### Given request
Write only the number of lines in the records beneath that hold "series".

### Data for processing
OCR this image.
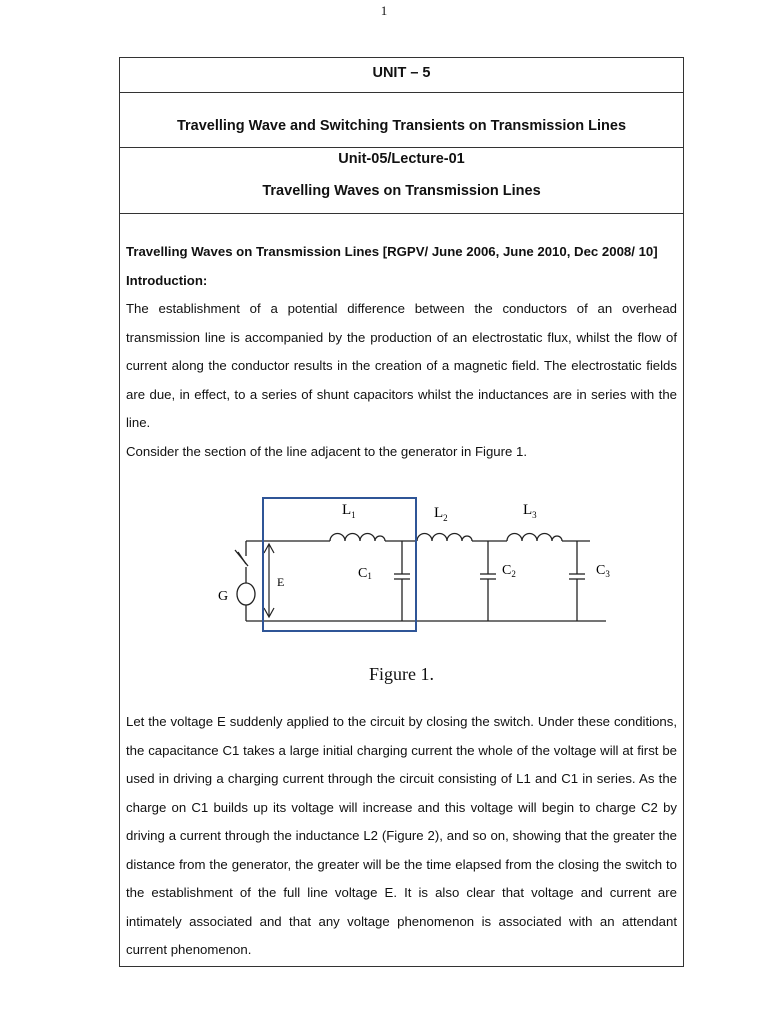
1
UNIT – 5
Travelling Wave and Switching Transients on Transmission Lines
Unit-05/Lecture-01
Travelling Waves on Transmission Lines

Travelling Waves on Transmission Lines [RGPV/ June 2006, June 2010, Dec 2008/ 10]

Introduction:

The establishment of a potential difference between the conductors of an overhead transmission line is accompanied by the production of an electrostatic flux, whilst the flow of current along the conductor results in the creation of a magnetic field. The electrostatic fields are due, in effect, to a series of shunt capacitors whilst the inductances are in series with the line.

Consider the section of the line adjacent to the generator in Figure 1.

G
E
$L_1$	$L_2$	$L_3$
C1	$C_2$	$C_3$
Figure 1.

Let the voltage E suddenly applied to the circuit by closing the switch. Under these conditions, the capacitance C1 takes a large initial charging current the whole of the voltage will at first be used in driving a charging current through the circuit consisting of L1 and C1 in series. As the charge on C1 builds up its voltage will increase and this voltage will begin to charge C2 by driving a current through the inductance L2 (Figure 2), and so on, showing that the greater the distance from the generator, the greater will be the time elapsed from the closing the switch to the establishment of the full line voltage E. It is also clear that voltage and current are intimately associated and that any voltage phenomenon is associated with an attendant current phenomenon.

### Written response
2